THE EXERCISE: Copy all of the records below verbatim.

[Saved entries]
____
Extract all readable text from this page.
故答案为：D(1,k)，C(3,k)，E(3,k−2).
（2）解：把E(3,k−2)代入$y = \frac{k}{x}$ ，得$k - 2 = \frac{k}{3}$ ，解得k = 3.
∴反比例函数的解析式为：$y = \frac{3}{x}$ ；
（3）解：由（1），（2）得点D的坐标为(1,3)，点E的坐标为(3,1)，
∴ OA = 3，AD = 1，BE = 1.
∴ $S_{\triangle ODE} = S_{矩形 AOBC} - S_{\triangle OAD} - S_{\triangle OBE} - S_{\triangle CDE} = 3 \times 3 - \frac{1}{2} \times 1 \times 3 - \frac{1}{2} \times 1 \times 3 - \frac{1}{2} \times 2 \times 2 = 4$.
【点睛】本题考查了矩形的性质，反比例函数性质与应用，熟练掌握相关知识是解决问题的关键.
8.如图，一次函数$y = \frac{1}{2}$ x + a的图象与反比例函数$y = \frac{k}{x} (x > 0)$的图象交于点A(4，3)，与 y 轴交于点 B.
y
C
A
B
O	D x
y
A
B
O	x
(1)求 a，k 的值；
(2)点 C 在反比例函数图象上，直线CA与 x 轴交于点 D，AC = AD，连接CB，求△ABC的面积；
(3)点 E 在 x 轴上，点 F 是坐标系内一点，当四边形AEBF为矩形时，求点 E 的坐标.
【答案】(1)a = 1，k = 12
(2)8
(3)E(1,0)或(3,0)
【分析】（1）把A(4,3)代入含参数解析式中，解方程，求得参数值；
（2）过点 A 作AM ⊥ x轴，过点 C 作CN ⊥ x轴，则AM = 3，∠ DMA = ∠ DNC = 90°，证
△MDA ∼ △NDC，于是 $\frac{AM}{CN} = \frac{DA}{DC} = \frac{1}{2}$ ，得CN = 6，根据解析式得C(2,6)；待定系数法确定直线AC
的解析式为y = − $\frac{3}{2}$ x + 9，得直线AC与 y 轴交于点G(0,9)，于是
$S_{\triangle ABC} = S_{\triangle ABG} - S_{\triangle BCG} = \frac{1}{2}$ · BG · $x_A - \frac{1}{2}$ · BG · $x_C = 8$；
____
RESPONSE:
Extract all readable text from this page.
故答案为：D(1,k)，C(3,k)，E(3,k−2).
（2）解：把E(3,k−2)代入$y = \frac{k}{x}$ ，得$k - 2 = \frac{k}{3}$ ，解得k = 3.
∴反比例函数的解析式为：$y = \frac{3}{x}$ ；
（3）解：由（1），（2）得点D的坐标为(1,3)，点E的坐标为(3,1)，
∴ OA = 3，AD = 1，BE = 1.
∴ $S_{\triangle ODE} = S_{矩形 AOBC} - S_{\triangle OAD} - S_{\triangle OBE} - S_{\triangle CDE} = 3 \times 3 - \frac{1}{2} \times 1 \times 3 - \frac{1}{2} \times 1 \times 3 - \frac{1}{2} \times 2 \times 2 = 4$.
【点睛】本题考查了矩形的性质，反比例函数性质与应用，熟练掌握相关知识是解决问题的关键.
8.如图，一次函数$y = \frac{1}{2}$ x + a的图象与反比例函数$y = \frac{k}{x} (x > 0)$的图象交于点A(4，3)，与 y 轴交于点 B.
y
C
A
B
O	D x
y
A
B
O	x
(1)求 a，k 的值；
(2)点 C 在反比例函数图象上，直线CA与 x 轴交于点 D，AC = AD，连接CB，求△ABC的面积；
(3)点 E 在 x 轴上，点 F 是坐标系内一点，当四边形AEBF为矩形时，求点 E 的坐标.
【答案】(1)a = 1，k = 12
(2)8
(3)E(1,0)或(3,0)
【分析】（1）把A(4,3)代入含参数解析式中，解方程，求得参数值；
（2）过点 A 作AM ⊥ x轴，过点 C 作CN ⊥ x轴，则AM = 3，∠ DMA = ∠ DNC = 90°，证
△MDA ∼ △NDC，于是 $\frac{AM}{CN} = \frac{DA}{DC} = \frac{1}{2}$ ，得CN = 6，根据解析式得C(2,6)；待定系数法确定直线AC
的解析式为y = − $\frac{3}{2}$ x + 9，得直线AC与 y 轴交于点G(0,9)，于是
$S_{\triangle ABC} = S_{\triangle ABG} - S_{\triangle BCG} = \frac{1}{2}$ · BG · $x_A - \frac{1}{2}$ · BG · $x_C = 8$；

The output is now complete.